What to produce:
In the listing that follows, count every line with the word "буквы" in it and write only the total.

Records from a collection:
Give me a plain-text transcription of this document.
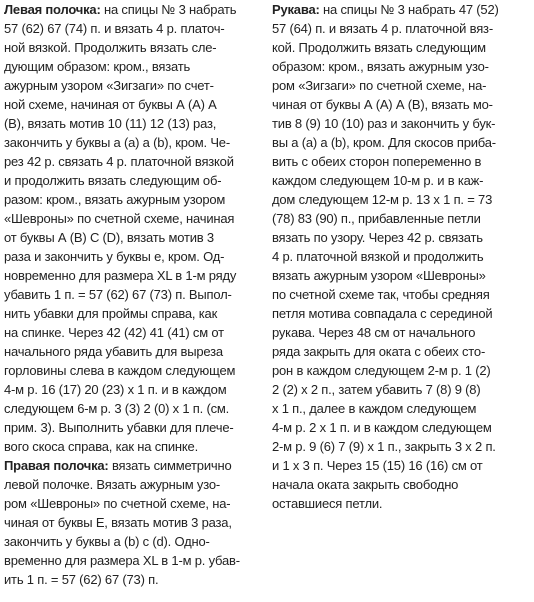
Левая полочка: на спицы № 3 набрать
57 (62) 67 (74) п. и вязать 4 р. платоч-
ной вязкой. Продолжить вязать сле-
дующим образом: кром., вязать
ажурным узором «Зигзаги» по счет-
ной схеме, начиная от буквы А (А) А
(В), вязать мотив 10 (11) 12 (13) раз,
закончить у буквы а (а) а (b), кром. Че-
рез 42 р. связать 4 р. платочной вязкой
и продолжить вязать следующим об-
разом: кром., вязать ажурным узором
«Шевроны» по счетной схеме, начиная
от буквы А (В) С (D), вязать мотив 3
раза и закончить у буквы е, кром. Од-
новременно для размера XL в 1-м ряду
убавить 1 п. = 57 (62) 67 (73) п. Выпол-
нить убавки для проймы справа, как
на спинке. Через 42 (42) 41 (41) см от
начального ряда убавить для выреза
горловины слева в каждом следующем
4-м р. 16 (17) 20 (23) х 1 п. и в каждом
следующем 6-м р. 3 (3) 2 (0) х 1 п. (см.
прим. 3). Выполнить убавки для плече-
вого скоса справа, как на спинке.
Правая полочка: вязать симметрично
левой полочке. Вязать ажурным узо-
ром «Шевроны» по счетной схеме, на-
чиная от буквы Е, вязать мотив 3 раза,
закончить у буквы а (b) с (d). Одно-
временно для размера XL в 1-м р. убав-
ить 1 п. = 57 (62) 67 (73) п.
Рукава: на спицы № 3 набрать 47 (52)
57 (64) п. и вязать 4 р. платочной вяз-
кой. Продолжить вязать следующим
образом: кром., вязать ажурным узо-
ром «Зигзаги» по счетной схеме, на-
чиная от буквы А (А) А (В), вязать мо-
тив 8 (9) 10 (10) раз и закончить у бук-
вы а (а) а (b), кром. Для скосов приба-
вить с обеих сторон попеременно в
каждом следующем 10-м р. и в каж-
дом следующем 12-м р. 13 х 1 п. = 73
(78) 83 (90) п., прибавленные петли
вязать по узору. Через 42 р. связать
4 р. платочной вязкой и продолжить
вязать ажурным узором «Шевроны»
по счетной схеме так, чтобы средняя
петля мотива совпадала с серединой
рукава. Через 48 см от начального
ряда закрыть для оката с обеих сто-
рон в каждом следующем 2-м р. 1 (2)
2 (2) х 2 п., затем убавить 7 (8) 9 (8)
х 1 п., далее в каждом следующем
4-м р. 2 х 1 п. и в каждом следующем
2-м р. 9 (6) 7 (9) х 1 п., закрыть 3 х 2 п.
и 1 х 3 п. Через 15 (15) 16 (16) см от
начала оката закрыть свободно
оставшиеся петли.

Full response:
7